→ **DIRECTION**:
Show all lines from the listing below that contain "производителей".

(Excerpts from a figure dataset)
%%

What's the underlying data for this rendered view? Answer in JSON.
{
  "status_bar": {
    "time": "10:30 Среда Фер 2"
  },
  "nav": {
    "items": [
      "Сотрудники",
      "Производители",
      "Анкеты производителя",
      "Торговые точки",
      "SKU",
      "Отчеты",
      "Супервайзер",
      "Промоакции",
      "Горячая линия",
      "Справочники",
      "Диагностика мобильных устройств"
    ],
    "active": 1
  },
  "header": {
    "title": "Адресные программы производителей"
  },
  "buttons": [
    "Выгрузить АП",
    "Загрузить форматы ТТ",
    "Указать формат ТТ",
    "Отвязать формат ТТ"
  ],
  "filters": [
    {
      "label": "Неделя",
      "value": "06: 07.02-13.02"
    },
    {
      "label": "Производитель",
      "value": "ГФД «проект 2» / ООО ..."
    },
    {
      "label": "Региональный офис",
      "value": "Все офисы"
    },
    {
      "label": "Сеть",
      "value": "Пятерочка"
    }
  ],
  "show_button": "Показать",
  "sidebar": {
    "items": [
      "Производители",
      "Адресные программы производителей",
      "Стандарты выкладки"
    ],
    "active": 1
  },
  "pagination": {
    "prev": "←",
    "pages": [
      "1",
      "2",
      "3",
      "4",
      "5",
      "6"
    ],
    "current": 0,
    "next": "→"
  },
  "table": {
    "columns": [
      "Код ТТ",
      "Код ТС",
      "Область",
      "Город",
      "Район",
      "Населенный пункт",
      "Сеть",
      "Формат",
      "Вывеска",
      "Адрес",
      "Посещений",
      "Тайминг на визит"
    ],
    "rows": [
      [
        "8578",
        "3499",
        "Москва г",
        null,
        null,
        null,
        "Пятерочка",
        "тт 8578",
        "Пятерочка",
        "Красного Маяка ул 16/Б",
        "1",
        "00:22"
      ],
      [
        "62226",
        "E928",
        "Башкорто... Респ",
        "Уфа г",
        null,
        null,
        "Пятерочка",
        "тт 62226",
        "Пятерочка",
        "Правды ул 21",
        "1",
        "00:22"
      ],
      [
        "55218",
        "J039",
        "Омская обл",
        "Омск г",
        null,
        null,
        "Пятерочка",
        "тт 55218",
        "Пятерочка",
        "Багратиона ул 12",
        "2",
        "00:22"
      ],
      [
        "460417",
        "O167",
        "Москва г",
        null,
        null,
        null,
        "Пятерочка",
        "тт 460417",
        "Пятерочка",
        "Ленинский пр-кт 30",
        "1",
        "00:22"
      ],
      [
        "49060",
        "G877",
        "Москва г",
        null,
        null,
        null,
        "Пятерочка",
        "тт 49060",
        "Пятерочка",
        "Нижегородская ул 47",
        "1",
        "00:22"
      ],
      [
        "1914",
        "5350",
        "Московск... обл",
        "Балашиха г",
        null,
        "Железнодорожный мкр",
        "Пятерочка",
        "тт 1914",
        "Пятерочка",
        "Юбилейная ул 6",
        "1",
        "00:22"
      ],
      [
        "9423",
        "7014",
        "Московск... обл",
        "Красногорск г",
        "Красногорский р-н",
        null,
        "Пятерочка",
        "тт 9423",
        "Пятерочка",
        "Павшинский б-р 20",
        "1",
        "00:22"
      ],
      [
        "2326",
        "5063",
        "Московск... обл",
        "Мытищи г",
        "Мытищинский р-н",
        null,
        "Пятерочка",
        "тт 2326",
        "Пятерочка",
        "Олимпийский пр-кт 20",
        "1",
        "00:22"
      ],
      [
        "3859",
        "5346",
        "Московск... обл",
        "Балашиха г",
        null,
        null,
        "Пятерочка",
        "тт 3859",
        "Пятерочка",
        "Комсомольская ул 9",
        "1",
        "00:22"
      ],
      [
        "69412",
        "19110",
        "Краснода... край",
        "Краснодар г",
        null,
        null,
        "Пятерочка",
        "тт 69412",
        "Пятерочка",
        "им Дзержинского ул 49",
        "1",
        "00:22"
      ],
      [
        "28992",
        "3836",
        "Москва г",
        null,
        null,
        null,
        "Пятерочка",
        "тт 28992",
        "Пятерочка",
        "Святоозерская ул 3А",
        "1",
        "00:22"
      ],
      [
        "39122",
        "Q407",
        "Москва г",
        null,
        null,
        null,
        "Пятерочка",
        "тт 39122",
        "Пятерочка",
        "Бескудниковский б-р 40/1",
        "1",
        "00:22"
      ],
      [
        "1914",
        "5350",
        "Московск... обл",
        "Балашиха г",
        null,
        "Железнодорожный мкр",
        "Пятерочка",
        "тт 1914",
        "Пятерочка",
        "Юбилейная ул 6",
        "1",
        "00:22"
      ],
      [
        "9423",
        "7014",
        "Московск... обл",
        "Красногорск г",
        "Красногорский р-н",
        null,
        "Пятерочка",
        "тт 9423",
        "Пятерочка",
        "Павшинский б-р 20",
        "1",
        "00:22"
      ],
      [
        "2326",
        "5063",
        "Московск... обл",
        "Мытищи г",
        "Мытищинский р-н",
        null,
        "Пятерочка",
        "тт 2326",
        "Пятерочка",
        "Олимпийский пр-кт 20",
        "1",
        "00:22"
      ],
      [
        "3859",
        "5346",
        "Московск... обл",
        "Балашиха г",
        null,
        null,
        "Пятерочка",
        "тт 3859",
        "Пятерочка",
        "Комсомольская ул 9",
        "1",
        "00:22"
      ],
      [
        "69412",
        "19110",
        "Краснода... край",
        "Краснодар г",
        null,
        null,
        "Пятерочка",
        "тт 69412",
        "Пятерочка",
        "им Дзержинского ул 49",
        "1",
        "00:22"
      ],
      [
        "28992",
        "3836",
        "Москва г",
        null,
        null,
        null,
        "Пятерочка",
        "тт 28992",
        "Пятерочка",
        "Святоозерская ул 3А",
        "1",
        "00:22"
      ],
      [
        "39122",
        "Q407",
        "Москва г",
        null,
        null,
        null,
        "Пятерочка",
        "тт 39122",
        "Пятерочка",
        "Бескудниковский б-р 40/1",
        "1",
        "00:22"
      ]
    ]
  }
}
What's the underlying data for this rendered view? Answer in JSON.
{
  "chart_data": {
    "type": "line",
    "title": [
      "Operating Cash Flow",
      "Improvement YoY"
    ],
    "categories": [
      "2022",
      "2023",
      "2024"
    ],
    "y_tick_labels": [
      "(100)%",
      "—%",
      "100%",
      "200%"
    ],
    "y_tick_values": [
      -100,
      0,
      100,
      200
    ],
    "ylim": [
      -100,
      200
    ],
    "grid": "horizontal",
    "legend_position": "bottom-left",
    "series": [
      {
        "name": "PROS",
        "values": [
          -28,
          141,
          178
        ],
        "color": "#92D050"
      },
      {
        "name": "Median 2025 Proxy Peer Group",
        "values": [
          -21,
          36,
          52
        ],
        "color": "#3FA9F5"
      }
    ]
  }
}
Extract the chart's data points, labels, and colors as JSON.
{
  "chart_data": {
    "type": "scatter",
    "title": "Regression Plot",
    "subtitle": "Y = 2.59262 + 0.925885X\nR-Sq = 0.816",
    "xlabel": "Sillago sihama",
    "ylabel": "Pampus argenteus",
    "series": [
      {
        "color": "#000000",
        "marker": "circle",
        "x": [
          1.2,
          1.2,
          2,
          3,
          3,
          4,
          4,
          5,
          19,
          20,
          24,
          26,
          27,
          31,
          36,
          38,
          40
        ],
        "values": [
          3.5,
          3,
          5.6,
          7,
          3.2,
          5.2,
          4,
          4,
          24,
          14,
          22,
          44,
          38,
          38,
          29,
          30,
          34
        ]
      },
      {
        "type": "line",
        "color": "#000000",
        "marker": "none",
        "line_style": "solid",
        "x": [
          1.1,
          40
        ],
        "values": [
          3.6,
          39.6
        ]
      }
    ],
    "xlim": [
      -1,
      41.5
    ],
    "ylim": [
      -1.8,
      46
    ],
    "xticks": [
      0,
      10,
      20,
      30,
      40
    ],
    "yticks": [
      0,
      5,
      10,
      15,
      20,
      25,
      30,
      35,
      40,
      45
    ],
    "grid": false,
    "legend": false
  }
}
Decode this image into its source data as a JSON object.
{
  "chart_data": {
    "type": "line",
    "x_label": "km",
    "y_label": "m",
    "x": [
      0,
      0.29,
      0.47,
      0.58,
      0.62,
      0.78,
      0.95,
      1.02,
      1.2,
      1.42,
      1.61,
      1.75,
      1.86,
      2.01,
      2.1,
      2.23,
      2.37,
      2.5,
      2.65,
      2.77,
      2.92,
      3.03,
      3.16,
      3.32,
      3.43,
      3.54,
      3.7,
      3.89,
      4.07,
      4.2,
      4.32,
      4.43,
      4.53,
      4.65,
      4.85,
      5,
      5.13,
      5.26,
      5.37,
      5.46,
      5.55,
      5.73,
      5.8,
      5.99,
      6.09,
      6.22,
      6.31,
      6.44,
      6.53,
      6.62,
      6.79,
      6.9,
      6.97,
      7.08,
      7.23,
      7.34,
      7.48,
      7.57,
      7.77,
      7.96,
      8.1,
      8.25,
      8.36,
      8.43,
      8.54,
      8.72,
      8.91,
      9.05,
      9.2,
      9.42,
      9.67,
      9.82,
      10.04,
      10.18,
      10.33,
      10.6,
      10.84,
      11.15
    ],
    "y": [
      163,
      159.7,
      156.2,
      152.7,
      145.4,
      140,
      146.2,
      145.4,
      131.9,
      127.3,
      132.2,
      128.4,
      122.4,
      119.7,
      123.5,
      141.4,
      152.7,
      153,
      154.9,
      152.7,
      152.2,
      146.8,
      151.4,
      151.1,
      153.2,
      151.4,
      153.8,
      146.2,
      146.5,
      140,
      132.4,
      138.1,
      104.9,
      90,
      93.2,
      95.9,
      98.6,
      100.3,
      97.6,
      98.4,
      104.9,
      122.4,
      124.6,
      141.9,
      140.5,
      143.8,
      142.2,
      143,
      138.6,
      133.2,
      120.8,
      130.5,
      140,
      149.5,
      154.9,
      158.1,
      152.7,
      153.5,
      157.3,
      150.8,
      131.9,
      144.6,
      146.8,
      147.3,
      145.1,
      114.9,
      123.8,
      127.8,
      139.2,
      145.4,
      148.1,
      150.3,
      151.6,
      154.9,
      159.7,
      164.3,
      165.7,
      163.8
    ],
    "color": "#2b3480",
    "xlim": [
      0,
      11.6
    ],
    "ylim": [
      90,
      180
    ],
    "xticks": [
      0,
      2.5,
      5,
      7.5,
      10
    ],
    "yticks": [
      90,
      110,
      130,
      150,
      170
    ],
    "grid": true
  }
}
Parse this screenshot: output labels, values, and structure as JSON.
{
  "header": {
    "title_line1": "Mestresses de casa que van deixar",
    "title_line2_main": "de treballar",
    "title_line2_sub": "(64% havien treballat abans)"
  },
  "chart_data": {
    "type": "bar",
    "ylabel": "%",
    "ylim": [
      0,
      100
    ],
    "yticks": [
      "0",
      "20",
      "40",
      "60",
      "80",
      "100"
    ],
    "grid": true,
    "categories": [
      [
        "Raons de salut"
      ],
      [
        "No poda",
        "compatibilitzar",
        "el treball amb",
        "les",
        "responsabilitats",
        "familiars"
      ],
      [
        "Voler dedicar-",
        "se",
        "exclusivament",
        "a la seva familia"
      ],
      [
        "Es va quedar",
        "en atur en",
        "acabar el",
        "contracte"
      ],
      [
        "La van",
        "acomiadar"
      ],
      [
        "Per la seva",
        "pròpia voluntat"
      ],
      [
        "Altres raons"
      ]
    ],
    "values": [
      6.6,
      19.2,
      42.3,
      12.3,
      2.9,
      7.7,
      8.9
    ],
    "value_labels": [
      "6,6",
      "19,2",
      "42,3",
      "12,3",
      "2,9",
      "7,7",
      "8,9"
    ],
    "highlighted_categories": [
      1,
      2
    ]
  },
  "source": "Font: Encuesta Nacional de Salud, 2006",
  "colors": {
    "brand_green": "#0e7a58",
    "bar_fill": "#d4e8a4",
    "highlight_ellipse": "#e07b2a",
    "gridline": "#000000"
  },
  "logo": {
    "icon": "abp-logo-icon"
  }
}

%%

→ **COMPLETED TASK**:
    "title": "Адресные программы производителей"
      "Адресные программы производителей",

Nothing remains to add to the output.